## Short exercise
Pick out the lines below that contain the string "Santa" and copy them all.

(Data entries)
====================

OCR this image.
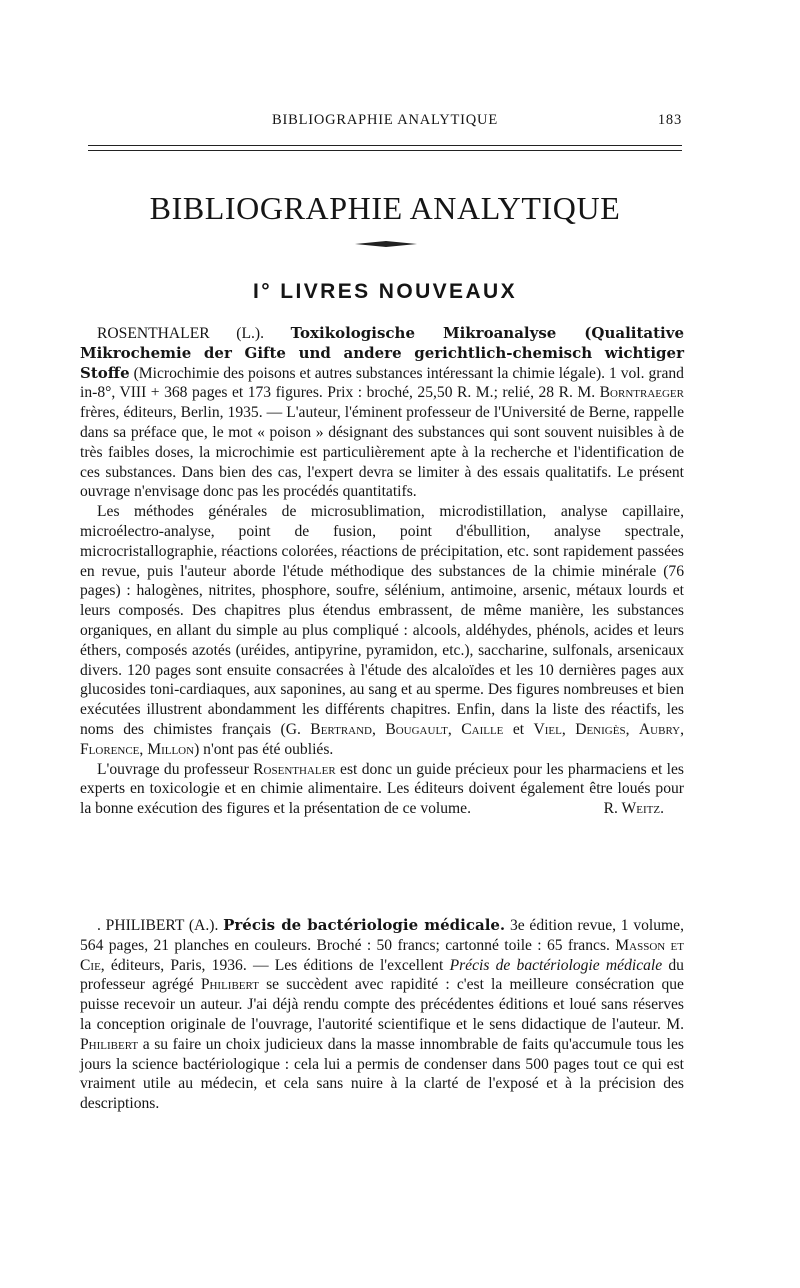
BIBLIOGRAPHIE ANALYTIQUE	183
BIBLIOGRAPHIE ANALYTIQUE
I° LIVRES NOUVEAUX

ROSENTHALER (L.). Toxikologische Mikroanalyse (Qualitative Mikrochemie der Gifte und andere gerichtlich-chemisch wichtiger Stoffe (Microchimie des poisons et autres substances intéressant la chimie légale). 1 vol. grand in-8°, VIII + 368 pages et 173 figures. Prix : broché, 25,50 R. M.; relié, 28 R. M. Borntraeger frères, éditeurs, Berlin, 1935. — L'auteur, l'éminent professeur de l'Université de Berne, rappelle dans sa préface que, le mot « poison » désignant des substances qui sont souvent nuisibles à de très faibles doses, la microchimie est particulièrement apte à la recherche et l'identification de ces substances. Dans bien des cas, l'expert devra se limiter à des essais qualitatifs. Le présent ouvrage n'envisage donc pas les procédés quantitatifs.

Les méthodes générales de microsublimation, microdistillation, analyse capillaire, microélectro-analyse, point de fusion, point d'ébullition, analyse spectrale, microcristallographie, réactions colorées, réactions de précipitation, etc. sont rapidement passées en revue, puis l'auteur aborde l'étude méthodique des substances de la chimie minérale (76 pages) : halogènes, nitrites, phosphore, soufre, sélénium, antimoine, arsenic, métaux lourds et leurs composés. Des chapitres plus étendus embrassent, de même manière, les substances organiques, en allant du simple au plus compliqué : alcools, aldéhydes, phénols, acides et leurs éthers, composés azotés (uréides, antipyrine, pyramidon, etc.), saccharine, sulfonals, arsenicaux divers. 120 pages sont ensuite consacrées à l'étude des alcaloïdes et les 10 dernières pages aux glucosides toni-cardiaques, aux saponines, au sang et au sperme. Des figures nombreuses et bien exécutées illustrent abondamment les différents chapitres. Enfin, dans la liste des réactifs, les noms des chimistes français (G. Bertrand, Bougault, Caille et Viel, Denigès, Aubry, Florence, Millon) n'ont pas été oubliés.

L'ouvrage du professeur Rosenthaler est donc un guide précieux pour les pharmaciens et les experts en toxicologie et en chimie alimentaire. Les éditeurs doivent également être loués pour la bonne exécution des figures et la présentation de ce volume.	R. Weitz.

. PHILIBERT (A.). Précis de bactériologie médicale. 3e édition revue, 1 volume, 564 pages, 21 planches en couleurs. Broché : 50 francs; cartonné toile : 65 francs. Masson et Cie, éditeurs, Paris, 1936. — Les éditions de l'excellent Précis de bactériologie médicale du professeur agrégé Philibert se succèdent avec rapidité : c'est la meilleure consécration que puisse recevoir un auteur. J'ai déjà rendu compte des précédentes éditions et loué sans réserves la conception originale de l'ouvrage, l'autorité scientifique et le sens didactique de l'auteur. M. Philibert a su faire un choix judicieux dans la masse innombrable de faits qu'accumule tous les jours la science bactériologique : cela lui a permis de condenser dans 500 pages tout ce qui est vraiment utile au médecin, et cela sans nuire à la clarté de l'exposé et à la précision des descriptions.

====================

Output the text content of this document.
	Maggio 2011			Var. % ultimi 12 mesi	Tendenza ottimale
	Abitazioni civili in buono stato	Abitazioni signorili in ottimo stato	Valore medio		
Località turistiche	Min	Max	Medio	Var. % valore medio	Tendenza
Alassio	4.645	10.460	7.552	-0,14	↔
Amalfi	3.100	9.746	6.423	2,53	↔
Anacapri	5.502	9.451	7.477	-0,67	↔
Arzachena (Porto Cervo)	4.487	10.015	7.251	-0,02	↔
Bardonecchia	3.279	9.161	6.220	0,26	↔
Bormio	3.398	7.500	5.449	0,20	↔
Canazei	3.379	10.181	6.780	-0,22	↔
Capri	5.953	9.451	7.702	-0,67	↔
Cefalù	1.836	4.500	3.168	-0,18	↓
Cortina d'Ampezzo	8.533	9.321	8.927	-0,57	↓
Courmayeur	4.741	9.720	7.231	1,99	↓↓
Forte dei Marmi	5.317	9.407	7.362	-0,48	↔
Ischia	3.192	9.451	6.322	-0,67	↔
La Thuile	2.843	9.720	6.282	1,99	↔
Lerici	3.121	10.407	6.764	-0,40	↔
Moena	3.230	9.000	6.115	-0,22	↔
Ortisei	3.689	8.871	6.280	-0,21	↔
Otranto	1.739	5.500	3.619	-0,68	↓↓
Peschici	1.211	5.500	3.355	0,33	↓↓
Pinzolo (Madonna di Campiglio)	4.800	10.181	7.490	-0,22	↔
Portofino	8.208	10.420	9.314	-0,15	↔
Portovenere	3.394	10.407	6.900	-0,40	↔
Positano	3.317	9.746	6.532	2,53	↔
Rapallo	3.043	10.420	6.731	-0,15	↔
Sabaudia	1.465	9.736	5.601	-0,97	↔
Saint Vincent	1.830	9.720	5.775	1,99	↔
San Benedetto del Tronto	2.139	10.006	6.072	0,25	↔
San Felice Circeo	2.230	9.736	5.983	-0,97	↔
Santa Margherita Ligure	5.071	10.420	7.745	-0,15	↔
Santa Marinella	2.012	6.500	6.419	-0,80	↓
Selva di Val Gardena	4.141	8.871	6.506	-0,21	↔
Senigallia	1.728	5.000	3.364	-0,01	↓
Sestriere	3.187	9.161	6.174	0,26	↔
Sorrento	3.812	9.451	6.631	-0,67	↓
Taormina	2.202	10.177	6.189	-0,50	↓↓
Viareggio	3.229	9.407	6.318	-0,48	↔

====================

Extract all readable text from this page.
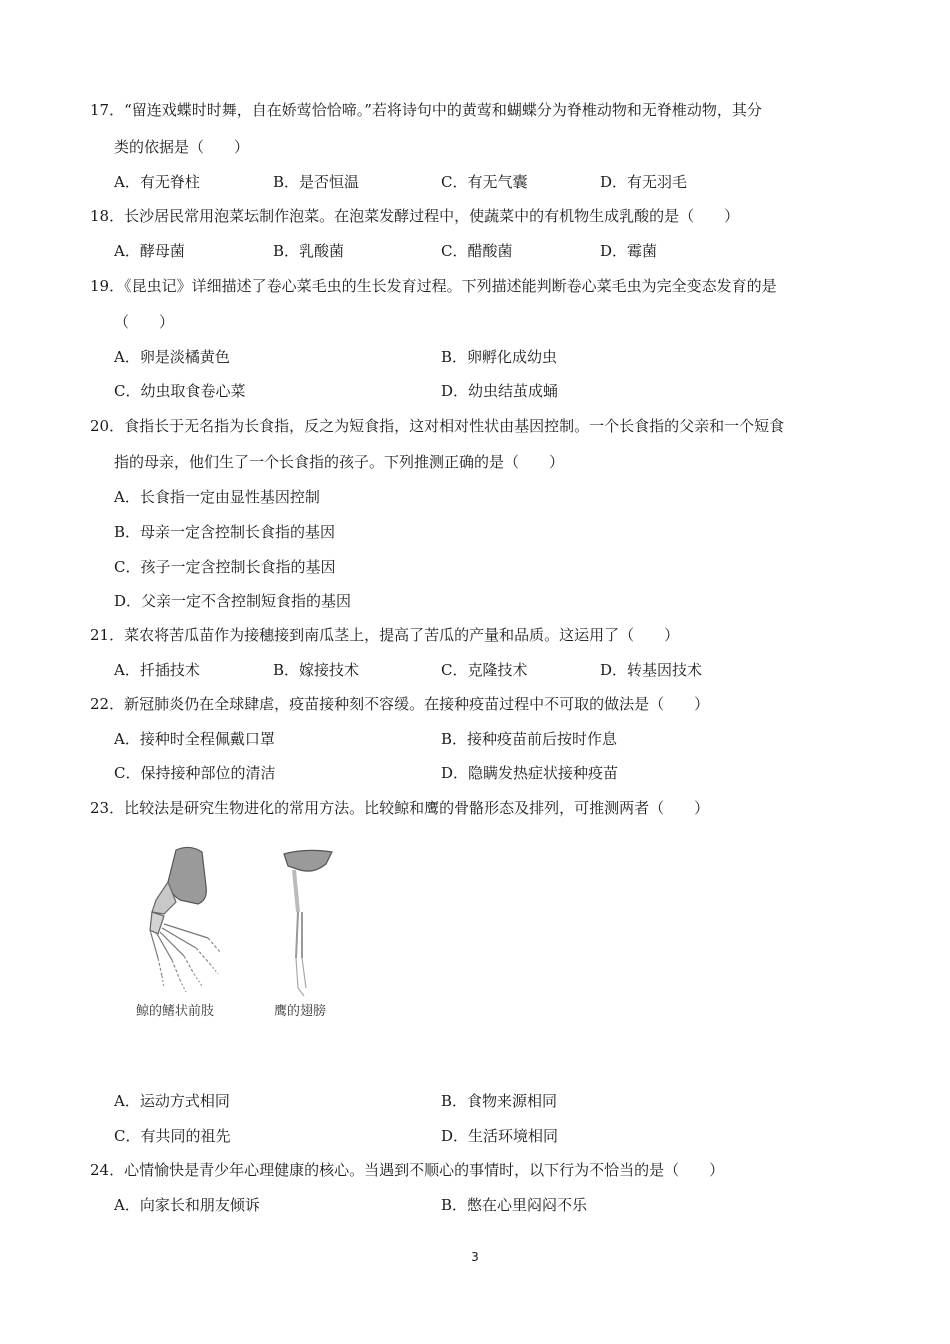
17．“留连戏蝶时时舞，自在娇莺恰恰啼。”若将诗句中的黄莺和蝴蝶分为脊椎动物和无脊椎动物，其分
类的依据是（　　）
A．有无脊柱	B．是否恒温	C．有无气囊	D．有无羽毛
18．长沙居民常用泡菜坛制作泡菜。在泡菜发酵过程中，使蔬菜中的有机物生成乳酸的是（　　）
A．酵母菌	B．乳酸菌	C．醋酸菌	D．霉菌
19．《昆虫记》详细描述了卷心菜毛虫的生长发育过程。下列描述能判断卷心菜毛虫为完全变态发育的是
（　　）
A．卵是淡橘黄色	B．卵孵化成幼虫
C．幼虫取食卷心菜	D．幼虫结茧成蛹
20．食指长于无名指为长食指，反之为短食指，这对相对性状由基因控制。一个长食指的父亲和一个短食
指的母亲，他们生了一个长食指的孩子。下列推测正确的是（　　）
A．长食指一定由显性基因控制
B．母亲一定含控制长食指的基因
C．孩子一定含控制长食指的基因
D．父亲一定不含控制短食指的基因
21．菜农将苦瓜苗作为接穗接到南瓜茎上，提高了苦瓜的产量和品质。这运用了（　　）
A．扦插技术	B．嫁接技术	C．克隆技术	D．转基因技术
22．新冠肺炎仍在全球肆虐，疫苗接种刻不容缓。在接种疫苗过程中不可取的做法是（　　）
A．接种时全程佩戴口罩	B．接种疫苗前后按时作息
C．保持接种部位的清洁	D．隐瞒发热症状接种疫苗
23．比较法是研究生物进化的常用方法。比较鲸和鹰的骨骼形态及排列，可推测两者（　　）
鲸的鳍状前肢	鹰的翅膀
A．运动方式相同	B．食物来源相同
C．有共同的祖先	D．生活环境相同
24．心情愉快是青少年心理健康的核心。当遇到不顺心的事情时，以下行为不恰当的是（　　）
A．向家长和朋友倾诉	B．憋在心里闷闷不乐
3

====================

## The completed task
Santa Margherita Ligure	5.071	10.420	7.745	-0,15	↔
Santa Marinella	2.012	6.500	6.419	-0,80	↓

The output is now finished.